Copy every entry exactly as given, minus the images.

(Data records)
[START]
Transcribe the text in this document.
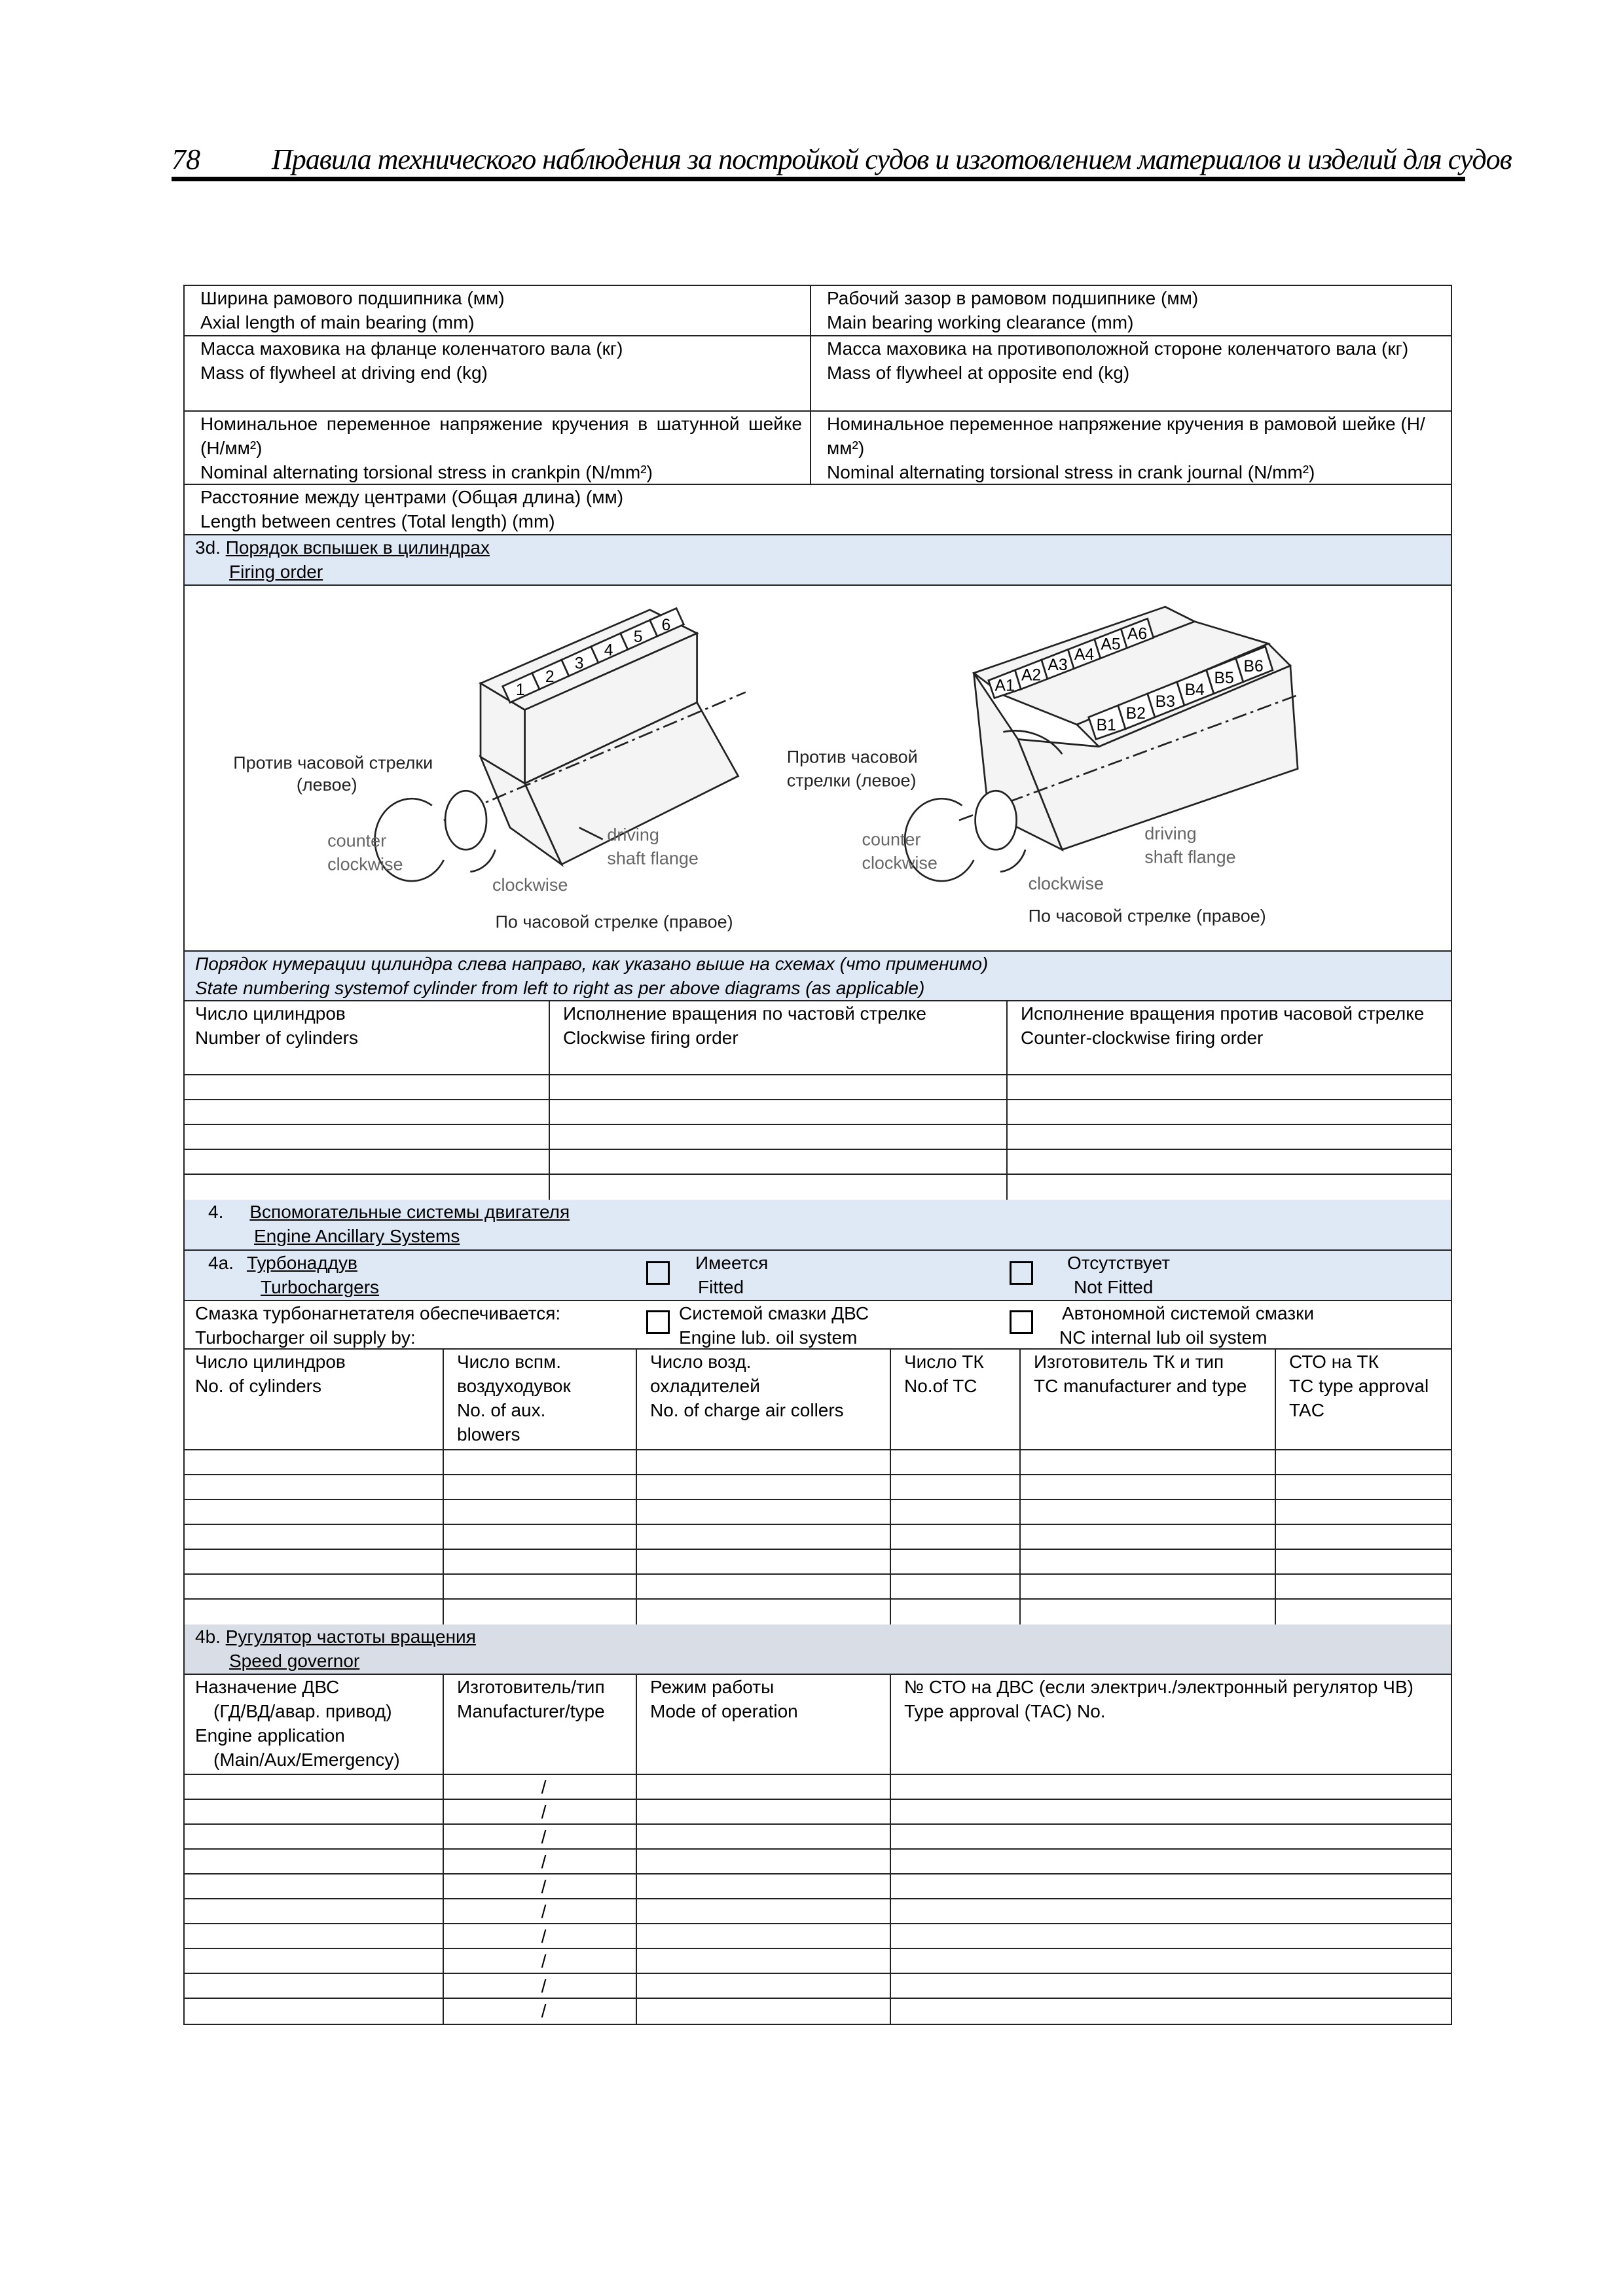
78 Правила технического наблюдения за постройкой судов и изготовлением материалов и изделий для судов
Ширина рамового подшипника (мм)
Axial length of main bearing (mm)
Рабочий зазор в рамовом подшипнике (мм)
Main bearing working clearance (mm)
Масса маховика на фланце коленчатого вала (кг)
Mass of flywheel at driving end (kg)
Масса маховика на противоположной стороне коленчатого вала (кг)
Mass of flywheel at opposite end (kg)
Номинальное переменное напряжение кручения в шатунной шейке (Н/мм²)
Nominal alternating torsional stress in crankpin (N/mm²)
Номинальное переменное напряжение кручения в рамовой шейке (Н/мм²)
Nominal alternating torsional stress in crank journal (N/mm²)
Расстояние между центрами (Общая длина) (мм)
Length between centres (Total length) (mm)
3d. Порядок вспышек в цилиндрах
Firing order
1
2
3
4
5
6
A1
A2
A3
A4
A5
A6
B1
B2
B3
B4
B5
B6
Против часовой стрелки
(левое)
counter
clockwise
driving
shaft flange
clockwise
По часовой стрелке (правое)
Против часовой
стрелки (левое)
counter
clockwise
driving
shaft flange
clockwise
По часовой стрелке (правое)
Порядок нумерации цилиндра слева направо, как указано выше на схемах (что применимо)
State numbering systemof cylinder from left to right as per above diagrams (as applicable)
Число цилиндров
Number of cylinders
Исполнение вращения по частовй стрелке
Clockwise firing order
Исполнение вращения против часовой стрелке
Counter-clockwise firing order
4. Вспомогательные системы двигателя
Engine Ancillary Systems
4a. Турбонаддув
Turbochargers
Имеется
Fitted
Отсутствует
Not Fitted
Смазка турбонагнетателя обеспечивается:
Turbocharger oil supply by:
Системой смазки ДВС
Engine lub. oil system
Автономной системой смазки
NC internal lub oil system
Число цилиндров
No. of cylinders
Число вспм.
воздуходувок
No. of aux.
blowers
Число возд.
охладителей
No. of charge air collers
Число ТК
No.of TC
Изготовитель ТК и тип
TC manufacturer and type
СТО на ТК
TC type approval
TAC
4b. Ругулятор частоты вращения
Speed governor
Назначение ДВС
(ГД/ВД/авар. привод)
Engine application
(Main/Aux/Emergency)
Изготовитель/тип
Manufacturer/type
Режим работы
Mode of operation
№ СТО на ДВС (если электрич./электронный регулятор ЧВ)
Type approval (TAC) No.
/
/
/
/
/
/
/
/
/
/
[END]
Output below
Transcribe the text in this document.
78 Правила технического наблюдения за постройкой судов и изготовлением материалов и изделий для судов
Ширина рамового подшипника (мм)
Axial length of main bearing (mm)
Рабочий зазор в рамовом подшипнике (мм)
Main bearing working clearance (mm)
Масса маховика на фланце коленчатого вала (кг)
Mass of flywheel at driving end (kg)
Масса маховика на противоположной стороне коленчатого вала (кг)
Mass of flywheel at opposite end (kg)
Номинальное переменное напряжение кручения в шатунной шейке (Н/мм²)
Nominal alternating torsional stress in crankpin (N/mm²)
Номинальное переменное напряжение кручения в рамовой шейке (Н/мм²)
Nominal alternating torsional stress in crank journal (N/mm²)
Расстояние между центрами (Общая длина) (мм)
Length between centres (Total length) (mm)
3d. Порядок вспышек в цилиндрах
Firing order
1
2
3
4
5
6
A1
A2
A3
A4
A5
A6
B1
B2
B3
B4
B5
B6
Против часовой стрелки
(левое)
counter
clockwise
driving
shaft flange
clockwise
По часовой стрелке (правое)
Против часовой
стрелки (левое)
counter
clockwise
driving
shaft flange
clockwise
По часовой стрелке (правое)
Порядок нумерации цилиндра слева направо, как указано выше на схемах (что применимо)
State numbering systemof cylinder from left to right as per above diagrams (as applicable)
Число цилиндров
Number of cylinders
Исполнение вращения по частовй стрелке
Clockwise firing order
Исполнение вращения против часовой стрелке
Counter-clockwise firing order
4. Вспомогательные системы двигателя
Engine Ancillary Systems
4a. Турбонаддув
Turbochargers
Имеется
Fitted
Отсутствует
Not Fitted
Смазка турбонагнетателя обеспечивается:
Turbocharger oil supply by:
Системой смазки ДВС
Engine lub. oil system
Автономной системой смазки
NC internal lub oil system
Число цилиндров
No. of cylinders
Число вспм.
воздуходувок
No. of aux.
blowers
Число возд.
охладителей
No. of charge air collers
Число ТК
No.of TC
Изготовитель ТК и тип
TC manufacturer and type
СТО на ТК
TC type approval
TAC
4b. Ругулятор частоты вращения
Speed governor
Назначение ДВС
(ГД/ВД/авар. привод)
Engine application
(Main/Aux/Emergency)
Изготовитель/тип
Manufacturer/type
Режим работы
Mode of operation
№ СТО на ДВС (если электрич./электронный регулятор ЧВ)
Type approval (TAC) No.
/
/
/
/
/
/
/
/
/
/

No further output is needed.